___ RECORDS PROVIDED ___
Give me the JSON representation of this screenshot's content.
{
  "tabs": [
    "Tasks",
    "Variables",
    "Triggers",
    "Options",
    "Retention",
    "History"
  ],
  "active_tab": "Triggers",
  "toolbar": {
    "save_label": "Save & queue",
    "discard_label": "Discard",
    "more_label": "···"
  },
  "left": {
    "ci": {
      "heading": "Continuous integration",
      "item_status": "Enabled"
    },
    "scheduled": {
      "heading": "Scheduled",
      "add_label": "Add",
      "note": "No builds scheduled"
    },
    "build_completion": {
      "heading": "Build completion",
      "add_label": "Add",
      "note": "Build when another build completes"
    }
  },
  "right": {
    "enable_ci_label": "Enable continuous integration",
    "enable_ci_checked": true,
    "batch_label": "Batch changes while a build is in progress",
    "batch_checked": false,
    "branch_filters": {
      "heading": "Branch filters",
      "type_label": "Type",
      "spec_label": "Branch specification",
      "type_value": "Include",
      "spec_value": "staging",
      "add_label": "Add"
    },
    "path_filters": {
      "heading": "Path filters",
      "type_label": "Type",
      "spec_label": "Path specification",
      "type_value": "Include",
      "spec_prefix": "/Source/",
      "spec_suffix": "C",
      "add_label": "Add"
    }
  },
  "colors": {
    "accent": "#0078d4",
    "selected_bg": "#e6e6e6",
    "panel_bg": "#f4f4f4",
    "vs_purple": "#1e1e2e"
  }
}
___
§ **AIM**
Transcribe all of the entries without altering anything.

§ **TASK SOLUTION**
Give me the JSON representation of this screenshot's content.
{
  "tabs": [
    "Tasks",
    "Variables",
    "Triggers",
    "Options",
    "Retention",
    "History"
  ],
  "active_tab": "Triggers",
  "toolbar": {
    "save_label": "Save & queue",
    "discard_label": "Discard",
    "more_label": "···"
  },
  "left": {
    "ci": {
      "heading": "Continuous integration",
      "item_status": "Enabled"
    },
    "scheduled": {
      "heading": "Scheduled",
      "add_label": "Add",
      "note": "No builds scheduled"
    },
    "build_completion": {
      "heading": "Build completion",
      "add_label": "Add",
      "note": "Build when another build completes"
    }
  },
  "right": {
    "enable_ci_label": "Enable continuous integration",
    "enable_ci_checked": true,
    "batch_label": "Batch changes while a build is in progress",
    "batch_checked": false,
    "branch_filters": {
      "heading": "Branch filters",
      "type_label": "Type",
      "spec_label": "Branch specification",
      "type_value": "Include",
      "spec_value": "staging",
      "add_label": "Add"
    },
    "path_filters": {
      "heading": "Path filters",
      "type_label": "Type",
      "spec_label": "Path specification",
      "type_value": "Include",
      "spec_prefix": "/Source/",
      "spec_suffix": "C",
      "add_label": "Add"
    }
  },
  "colors": {
    "accent": "#0078d4",
    "selected_bg": "#e6e6e6",
    "panel_bg": "#f4f4f4",
    "vs_purple": "#1e1e2e"
  }
}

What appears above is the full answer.